■ **The request**
Each record below must be returned exactly as shown.

■ **Data for processing**

--- BEGIN ---

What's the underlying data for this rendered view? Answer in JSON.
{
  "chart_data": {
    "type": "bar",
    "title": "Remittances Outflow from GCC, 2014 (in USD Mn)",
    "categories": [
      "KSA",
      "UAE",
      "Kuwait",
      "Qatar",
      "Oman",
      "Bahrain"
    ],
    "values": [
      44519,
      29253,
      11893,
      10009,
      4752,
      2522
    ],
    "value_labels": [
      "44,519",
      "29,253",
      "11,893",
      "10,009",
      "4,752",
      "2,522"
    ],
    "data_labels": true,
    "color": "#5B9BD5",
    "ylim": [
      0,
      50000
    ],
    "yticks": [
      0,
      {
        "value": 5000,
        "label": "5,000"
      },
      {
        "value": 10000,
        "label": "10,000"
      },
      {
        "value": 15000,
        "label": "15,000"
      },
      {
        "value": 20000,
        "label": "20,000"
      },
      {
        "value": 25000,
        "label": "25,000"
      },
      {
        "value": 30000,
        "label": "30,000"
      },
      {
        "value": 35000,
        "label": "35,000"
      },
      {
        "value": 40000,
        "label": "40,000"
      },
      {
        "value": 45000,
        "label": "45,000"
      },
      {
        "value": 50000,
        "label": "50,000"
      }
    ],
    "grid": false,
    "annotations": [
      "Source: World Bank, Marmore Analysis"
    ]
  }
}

--- END ---

■ **Solution to the exercise**
What's the underlying data for this rendered view? Answer in JSON.
{
  "chart_data": {
    "type": "bar",
    "title": "Remittances Outflow from GCC, 2014 (in USD Mn)",
    "categories": [
      "KSA",
      "UAE",
      "Kuwait",
      "Qatar",
      "Oman",
      "Bahrain"
    ],
    "values": [
      44519,
      29253,
      11893,
      10009,
      4752,
      2522
    ],
    "value_labels": [
      "44,519",
      "29,253",
      "11,893",
      "10,009",
      "4,752",
      "2,522"
    ],
    "data_labels": true,
    "color": "#5B9BD5",
    "ylim": [
      0,
      50000
    ],
    "yticks": [
      0,
      {
        "value": 5000,
        "label": "5,000"
      },
      {
        "value": 10000,
        "label": "10,000"
      },
      {
        "value": 15000,
        "label": "15,000"
      },
      {
        "value": 20000,
        "label": "20,000"
      },
      {
        "value": 25000,
        "label": "25,000"
      },
      {
        "value": 30000,
        "label": "30,000"
      },
      {
        "value": 35000,
        "label": "35,000"
      },
      {
        "value": 40000,
        "label": "40,000"
      },
      {
        "value": 45000,
        "label": "45,000"
      },
      {
        "value": 50000,
        "label": "50,000"
      }
    ],
    "grid": false,
    "annotations": [
      "Source: World Bank, Marmore Analysis"
    ]
  }
}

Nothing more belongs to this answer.